Written instruction >> Work out how many lines have "många" in them. Give only that number.

· · · · · · ·

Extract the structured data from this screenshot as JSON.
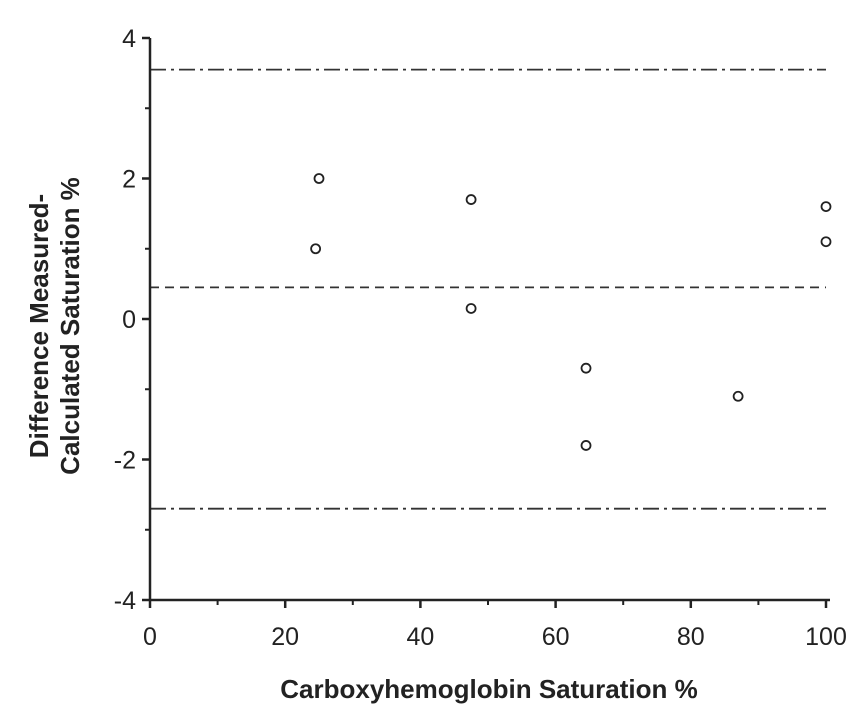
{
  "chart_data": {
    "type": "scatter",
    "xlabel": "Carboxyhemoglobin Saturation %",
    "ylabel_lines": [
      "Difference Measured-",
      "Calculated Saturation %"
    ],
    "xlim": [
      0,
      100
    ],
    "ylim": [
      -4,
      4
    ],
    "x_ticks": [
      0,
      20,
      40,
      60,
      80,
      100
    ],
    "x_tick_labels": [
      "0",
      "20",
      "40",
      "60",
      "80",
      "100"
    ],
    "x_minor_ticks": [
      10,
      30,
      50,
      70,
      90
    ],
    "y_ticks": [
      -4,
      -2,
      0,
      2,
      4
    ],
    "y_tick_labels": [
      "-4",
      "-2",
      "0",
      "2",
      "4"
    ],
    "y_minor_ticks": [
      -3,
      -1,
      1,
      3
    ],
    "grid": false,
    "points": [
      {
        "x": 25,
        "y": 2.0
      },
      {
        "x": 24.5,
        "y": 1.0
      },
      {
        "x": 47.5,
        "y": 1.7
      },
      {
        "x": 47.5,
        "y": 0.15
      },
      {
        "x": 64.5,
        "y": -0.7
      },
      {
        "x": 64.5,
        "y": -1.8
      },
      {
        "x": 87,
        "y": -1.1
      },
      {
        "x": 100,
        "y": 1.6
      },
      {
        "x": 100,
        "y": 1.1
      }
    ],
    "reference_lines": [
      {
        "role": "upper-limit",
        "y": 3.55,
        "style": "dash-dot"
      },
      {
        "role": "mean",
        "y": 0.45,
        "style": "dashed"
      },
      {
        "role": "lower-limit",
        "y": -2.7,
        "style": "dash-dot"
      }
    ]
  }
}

· · · · · · ·

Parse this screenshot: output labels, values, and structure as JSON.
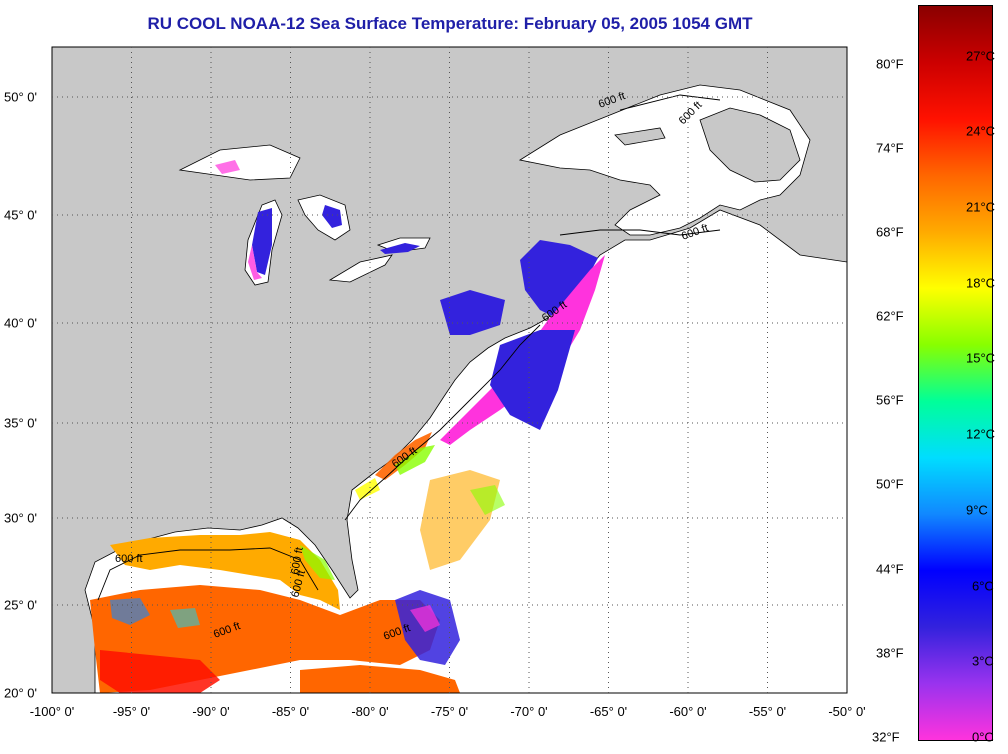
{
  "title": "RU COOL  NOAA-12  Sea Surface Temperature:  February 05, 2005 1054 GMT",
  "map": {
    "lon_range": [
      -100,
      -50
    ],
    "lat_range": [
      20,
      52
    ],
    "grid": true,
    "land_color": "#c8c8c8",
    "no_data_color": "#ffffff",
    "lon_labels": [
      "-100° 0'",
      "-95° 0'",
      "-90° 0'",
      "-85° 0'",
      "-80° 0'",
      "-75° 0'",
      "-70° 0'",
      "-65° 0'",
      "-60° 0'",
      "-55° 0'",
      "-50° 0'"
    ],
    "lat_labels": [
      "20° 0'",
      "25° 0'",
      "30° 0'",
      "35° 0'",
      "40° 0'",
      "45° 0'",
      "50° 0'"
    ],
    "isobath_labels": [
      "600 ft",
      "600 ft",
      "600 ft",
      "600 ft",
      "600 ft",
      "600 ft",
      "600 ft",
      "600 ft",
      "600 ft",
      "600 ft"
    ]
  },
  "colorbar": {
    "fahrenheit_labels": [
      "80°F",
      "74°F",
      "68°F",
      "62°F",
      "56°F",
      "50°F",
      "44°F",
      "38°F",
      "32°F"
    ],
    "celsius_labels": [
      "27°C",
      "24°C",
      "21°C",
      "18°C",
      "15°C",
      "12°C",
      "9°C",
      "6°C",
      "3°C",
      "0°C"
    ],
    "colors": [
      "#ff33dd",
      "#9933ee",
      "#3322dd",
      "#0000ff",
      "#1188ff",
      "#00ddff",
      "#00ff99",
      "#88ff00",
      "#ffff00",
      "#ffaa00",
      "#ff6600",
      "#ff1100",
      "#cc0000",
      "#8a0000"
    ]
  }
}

· · · · · · ·

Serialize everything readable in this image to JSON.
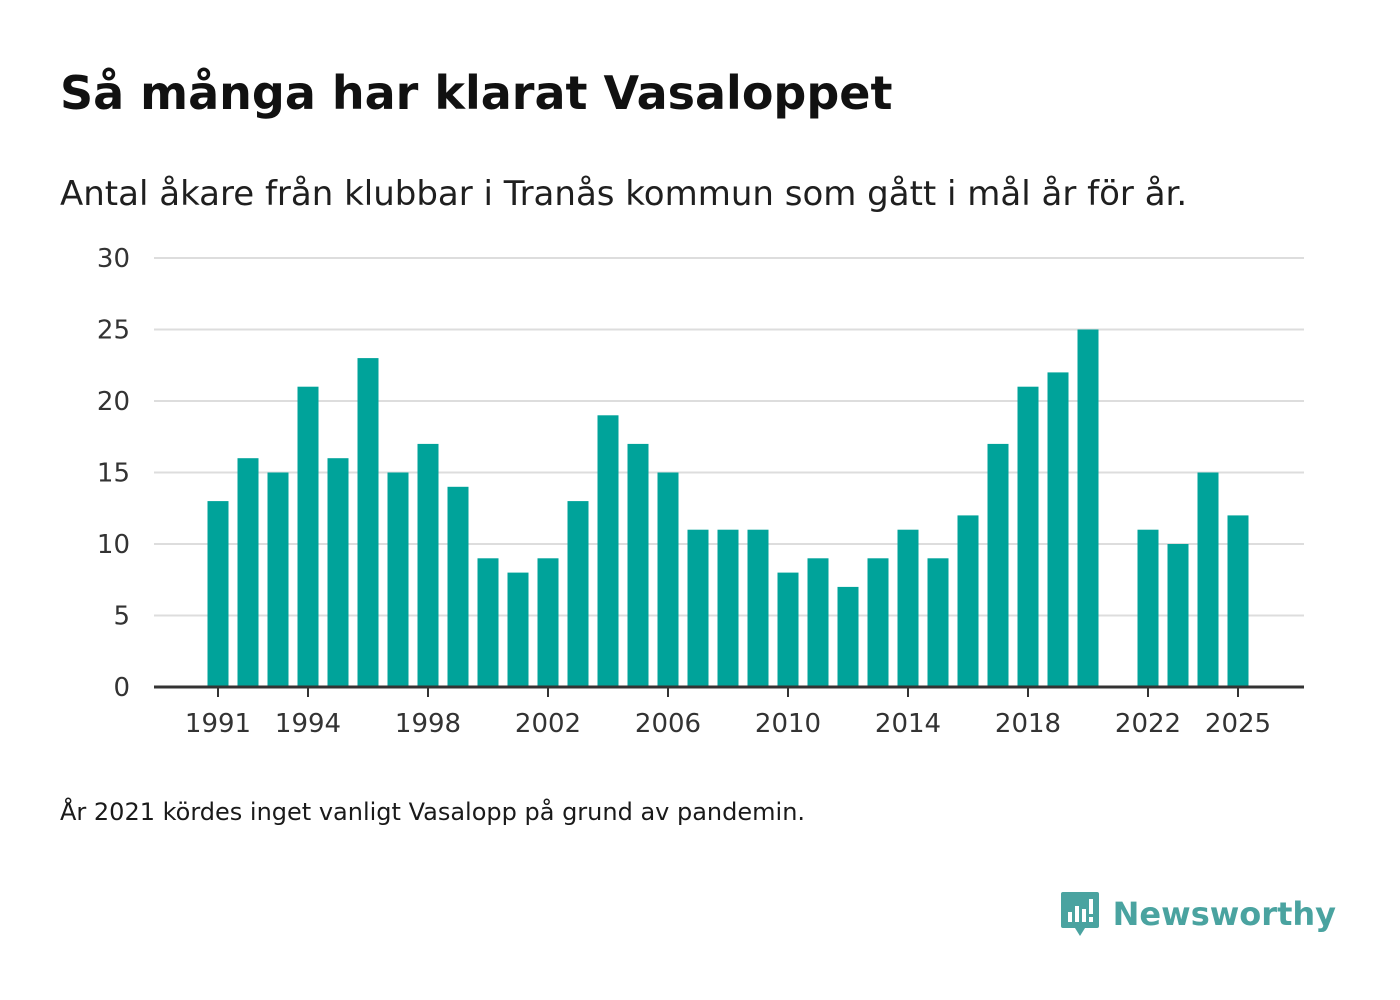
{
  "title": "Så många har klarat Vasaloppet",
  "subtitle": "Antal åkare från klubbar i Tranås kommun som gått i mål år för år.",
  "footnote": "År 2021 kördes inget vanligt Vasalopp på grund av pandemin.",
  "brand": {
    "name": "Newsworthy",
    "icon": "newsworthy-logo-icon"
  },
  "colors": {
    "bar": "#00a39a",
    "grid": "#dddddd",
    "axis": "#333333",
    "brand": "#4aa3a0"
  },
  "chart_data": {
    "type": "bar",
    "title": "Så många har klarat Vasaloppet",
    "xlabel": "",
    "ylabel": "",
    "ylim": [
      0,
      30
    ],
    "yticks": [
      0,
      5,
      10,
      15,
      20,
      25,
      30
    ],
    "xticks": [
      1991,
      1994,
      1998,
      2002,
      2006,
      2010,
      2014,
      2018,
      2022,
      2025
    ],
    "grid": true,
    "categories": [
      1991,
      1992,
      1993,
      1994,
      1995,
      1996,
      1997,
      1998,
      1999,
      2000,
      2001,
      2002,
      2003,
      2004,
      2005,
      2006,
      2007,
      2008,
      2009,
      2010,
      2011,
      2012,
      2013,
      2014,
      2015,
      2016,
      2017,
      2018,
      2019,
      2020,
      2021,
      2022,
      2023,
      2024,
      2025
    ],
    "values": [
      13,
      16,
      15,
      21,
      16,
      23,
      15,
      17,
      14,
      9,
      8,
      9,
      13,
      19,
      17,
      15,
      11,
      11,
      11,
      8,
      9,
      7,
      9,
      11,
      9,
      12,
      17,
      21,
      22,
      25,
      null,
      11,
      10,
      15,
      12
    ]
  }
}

· · · · · · ·

Final answer >> 2